__DIRECTION__
Copy each of the entries below faithfully, setting aside any pictures.

Data items
========================================

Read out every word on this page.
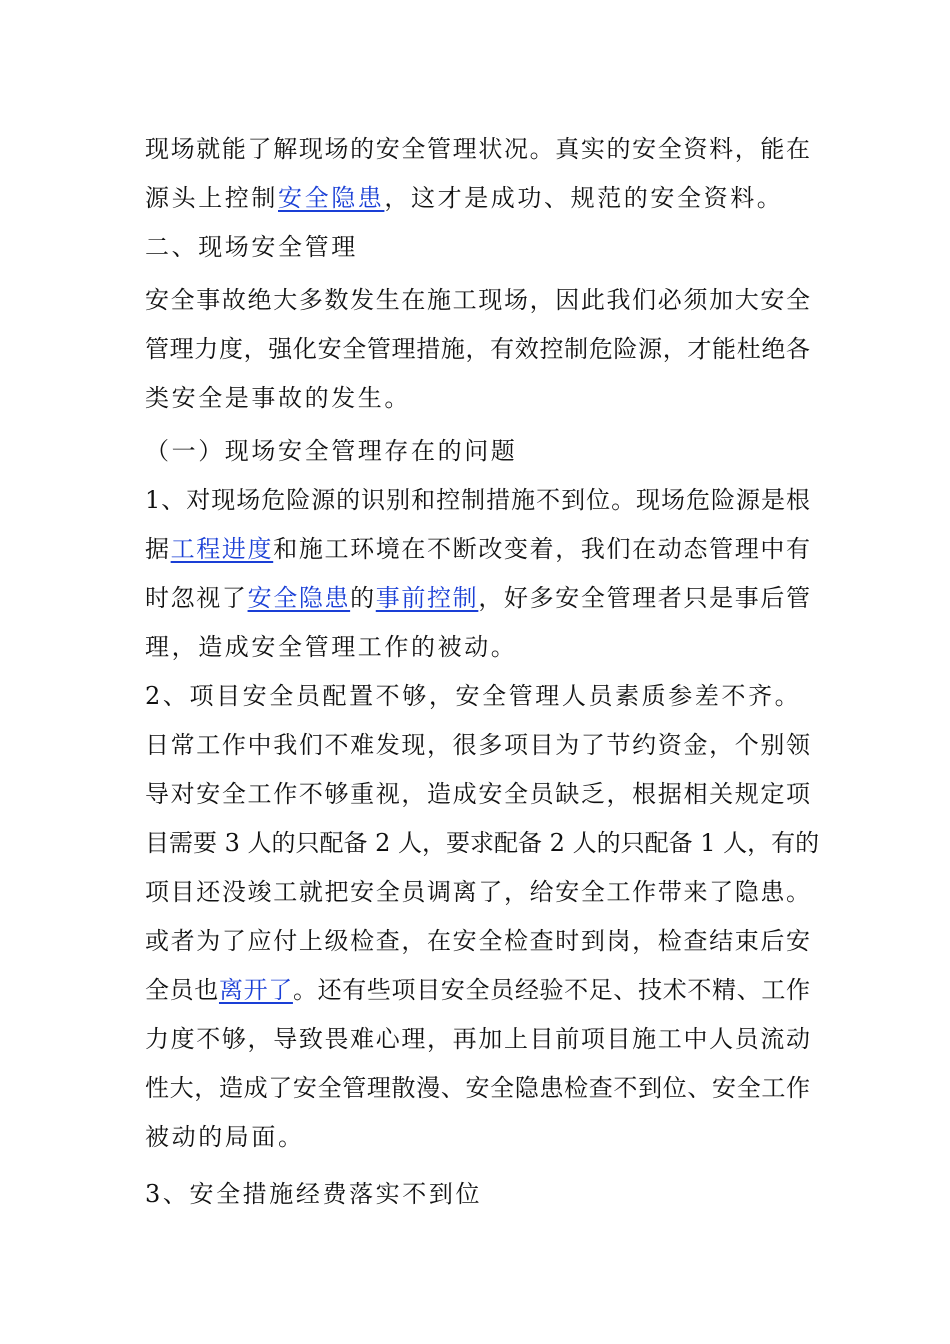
现场就能了解现场的安全管理状况。真实的安全资料，能在
源头上控制安全隐患，这才是成功、规范的安全资料。
二、现场安全管理
安全事故绝大多数发生在施工现场，因此我们必须加大安全
管理力度，强化安全管理措施，有效控制危险源，才能杜绝各
类安全是事故的发生。
（一）现场安全管理存在的问题
1、对现场危险源的识别和控制措施不到位。现场危险源是根
据工程进度和施工环境在不断改变着，我们在动态管理中有
时忽视了安全隐患的事前控制，好多安全管理者只是事后管
理，造成安全管理工作的被动。
2、项目安全员配置不够，安全管理人员素质参差不齐。
日常工作中我们不难发现，很多项目为了节约资金，个别领
导对安全工作不够重视，造成安全员缺乏，根据相关规定项
目需要 3 人的只配备 2 人，要求配备 2 人的只配备 1 人，有的
项目还没竣工就把安全员调离了，给安全工作带来了隐患。
或者为了应付上级检查，在安全检查时到岗，检查结束后安
全员也离开了。还有些项目安全员经验不足、技术不精、工作
力度不够，导致畏难心理，再加上目前项目施工中人员流动
性大，造成了安全管理散漫、安全隐患检查不到位、安全工作
被动的局面。
3、安全措施经费落实不到位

========================================

__WRITTEN RESPONSE__
Read out every word on this page.
现场就能了解现场的安全管理状况。真实的安全资料，能在
源头上控制安全隐患，这才是成功、规范的安全资料。
二、现场安全管理
安全事故绝大多数发生在施工现场，因此我们必须加大安全
管理力度，强化安全管理措施，有效控制危险源，才能杜绝各
类安全是事故的发生。
（一）现场安全管理存在的问题
1、对现场危险源的识别和控制措施不到位。现场危险源是根
据工程进度和施工环境在不断改变着，我们在动态管理中有
时忽视了安全隐患的事前控制，好多安全管理者只是事后管
理，造成安全管理工作的被动。
2、项目安全员配置不够，安全管理人员素质参差不齐。
日常工作中我们不难发现，很多项目为了节约资金，个别领
导对安全工作不够重视，造成安全员缺乏，根据相关规定项
目需要 3 人的只配备 2 人，要求配备 2 人的只配备 1 人，有的
项目还没竣工就把安全员调离了，给安全工作带来了隐患。
或者为了应付上级检查，在安全检查时到岗，检查结束后安
全员也离开了。还有些项目安全员经验不足、技术不精、工作
力度不够，导致畏难心理，再加上目前项目施工中人员流动
性大，造成了安全管理散漫、安全隐患检查不到位、安全工作
被动的局面。
3、安全措施经费落实不到位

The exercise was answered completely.